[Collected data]
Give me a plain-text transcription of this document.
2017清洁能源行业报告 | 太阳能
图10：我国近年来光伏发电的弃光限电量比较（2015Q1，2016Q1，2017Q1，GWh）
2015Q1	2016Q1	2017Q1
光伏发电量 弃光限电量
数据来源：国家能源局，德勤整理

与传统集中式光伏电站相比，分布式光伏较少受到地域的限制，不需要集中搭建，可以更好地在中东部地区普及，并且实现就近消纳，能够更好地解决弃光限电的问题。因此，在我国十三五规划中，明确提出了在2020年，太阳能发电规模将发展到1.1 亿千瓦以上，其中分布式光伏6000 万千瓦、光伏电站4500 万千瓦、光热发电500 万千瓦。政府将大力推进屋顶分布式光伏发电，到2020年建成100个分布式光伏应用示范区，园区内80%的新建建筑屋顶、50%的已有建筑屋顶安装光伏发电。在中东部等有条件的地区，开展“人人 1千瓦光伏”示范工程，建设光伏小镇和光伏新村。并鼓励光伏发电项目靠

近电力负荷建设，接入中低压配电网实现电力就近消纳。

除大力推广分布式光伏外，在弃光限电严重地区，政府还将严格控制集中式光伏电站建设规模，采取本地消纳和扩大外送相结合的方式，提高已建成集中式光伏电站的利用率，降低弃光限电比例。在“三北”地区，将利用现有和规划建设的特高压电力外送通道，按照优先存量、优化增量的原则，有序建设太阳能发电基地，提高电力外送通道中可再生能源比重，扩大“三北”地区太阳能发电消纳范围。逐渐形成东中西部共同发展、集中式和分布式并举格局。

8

• [Task details]: Quote the whole listing above, leaving nothing out.

• [Written reply]:
Give me a plain-text transcription of this document.
2017清洁能源行业报告 | 太阳能
图10：我国近年来光伏发电的弃光限电量比较（2015Q1，2016Q1，2017Q1，GWh）
2015Q1	2016Q1	2017Q1
光伏发电量 弃光限电量
数据来源：国家能源局，德勤整理

与传统集中式光伏电站相比，分布式光伏较少受到地域的限制，不需要集中搭建，可以更好地在中东部地区普及，并且实现就近消纳，能够更好地解决弃光限电的问题。因此，在我国十三五规划中，明确提出了在2020年，太阳能发电规模将发展到1.1 亿千瓦以上，其中分布式光伏6000 万千瓦、光伏电站4500 万千瓦、光热发电500 万千瓦。政府将大力推进屋顶分布式光伏发电，到2020年建成100个分布式光伏应用示范区，园区内80%的新建建筑屋顶、50%的已有建筑屋顶安装光伏发电。在中东部等有条件的地区，开展“人人 1千瓦光伏”示范工程，建设光伏小镇和光伏新村。并鼓励光伏发电项目靠

近电力负荷建设，接入中低压配电网实现电力就近消纳。

除大力推广分布式光伏外，在弃光限电严重地区，政府还将严格控制集中式光伏电站建设规模，采取本地消纳和扩大外送相结合的方式，提高已建成集中式光伏电站的利用率，降低弃光限电比例。在“三北”地区，将利用现有和规划建设的特高压电力外送通道，按照优先存量、优化增量的原则，有序建设太阳能发电基地，提高电力外送通道中可再生能源比重，扩大“三北”地区太阳能发电消纳范围。逐渐形成东中西部共同发展、集中式和分布式并举格局。

8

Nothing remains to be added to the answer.